Data excerpts:
● ● ● ●
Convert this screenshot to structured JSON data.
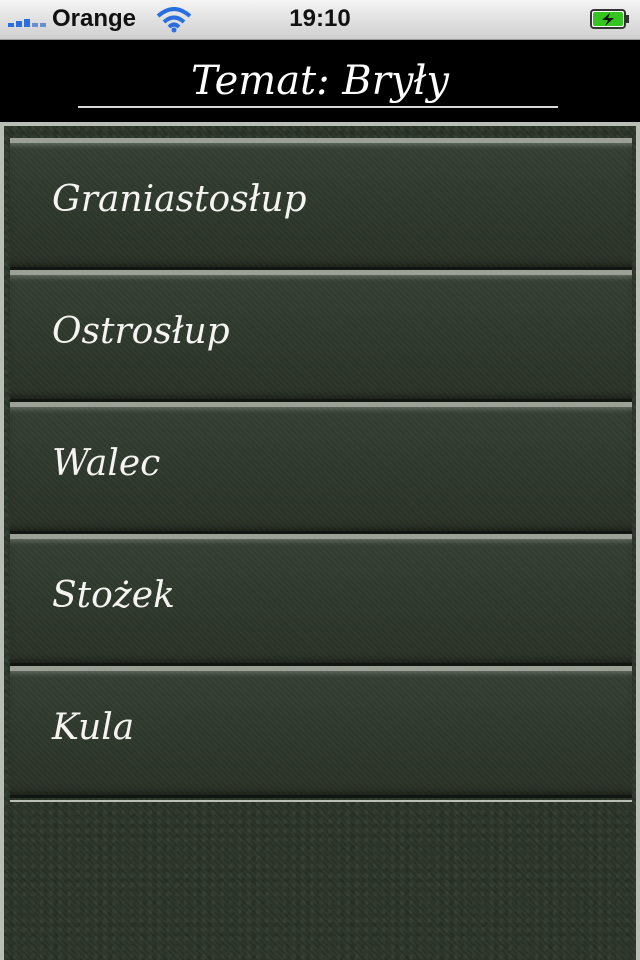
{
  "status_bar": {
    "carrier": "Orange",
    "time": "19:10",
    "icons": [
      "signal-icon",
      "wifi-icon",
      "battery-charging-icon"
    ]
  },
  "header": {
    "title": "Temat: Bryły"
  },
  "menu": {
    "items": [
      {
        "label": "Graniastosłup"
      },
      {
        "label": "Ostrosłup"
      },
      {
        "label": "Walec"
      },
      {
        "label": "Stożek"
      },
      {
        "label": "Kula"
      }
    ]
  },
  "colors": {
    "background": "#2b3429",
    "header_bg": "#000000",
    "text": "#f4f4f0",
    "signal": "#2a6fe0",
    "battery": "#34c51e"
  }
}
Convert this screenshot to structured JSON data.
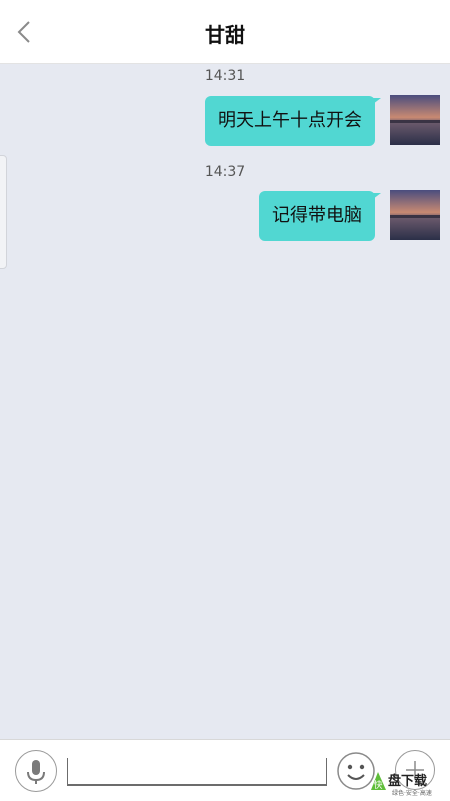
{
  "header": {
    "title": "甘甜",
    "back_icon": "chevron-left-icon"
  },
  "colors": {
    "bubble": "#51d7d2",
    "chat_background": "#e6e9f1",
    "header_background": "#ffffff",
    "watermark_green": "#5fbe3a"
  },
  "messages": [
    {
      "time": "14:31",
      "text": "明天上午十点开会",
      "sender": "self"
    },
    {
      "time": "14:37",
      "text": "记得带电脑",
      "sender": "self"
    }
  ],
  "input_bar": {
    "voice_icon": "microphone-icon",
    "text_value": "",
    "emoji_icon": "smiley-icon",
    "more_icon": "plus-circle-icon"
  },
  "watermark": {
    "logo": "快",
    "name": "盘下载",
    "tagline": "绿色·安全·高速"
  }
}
● ● ● ●
WHAT THE TASK ASKS:
Every line above should be returned word for word, with the pictures left behind.

TASK RESULT:
Convert this screenshot to structured JSON data.
{
  "status_bar": {
    "carrier": "Orange",
    "time": "19:10",
    "icons": [
      "signal-icon",
      "wifi-icon",
      "battery-charging-icon"
    ]
  },
  "header": {
    "title": "Temat: Bryły"
  },
  "menu": {
    "items": [
      {
        "label": "Graniastosłup"
      },
      {
        "label": "Ostrosłup"
      },
      {
        "label": "Walec"
      },
      {
        "label": "Stożek"
      },
      {
        "label": "Kula"
      }
    ]
  },
  "colors": {
    "background": "#2b3429",
    "header_bg": "#000000",
    "text": "#f4f4f0",
    "signal": "#2a6fe0",
    "battery": "#34c51e"
  }
}
Convert this screenshot to structured JSON data.
{
  "header": {
    "title": "甘甜",
    "back_icon": "chevron-left-icon"
  },
  "colors": {
    "bubble": "#51d7d2",
    "chat_background": "#e6e9f1",
    "header_background": "#ffffff",
    "watermark_green": "#5fbe3a"
  },
  "messages": [
    {
      "time": "14:31",
      "text": "明天上午十点开会",
      "sender": "self"
    },
    {
      "time": "14:37",
      "text": "记得带电脑",
      "sender": "self"
    }
  ],
  "input_bar": {
    "voice_icon": "microphone-icon",
    "text_value": "",
    "emoji_icon": "smiley-icon",
    "more_icon": "plus-circle-icon"
  },
  "watermark": {
    "logo": "快",
    "name": "盘下载",
    "tagline": "绿色·安全·高速"
  }
}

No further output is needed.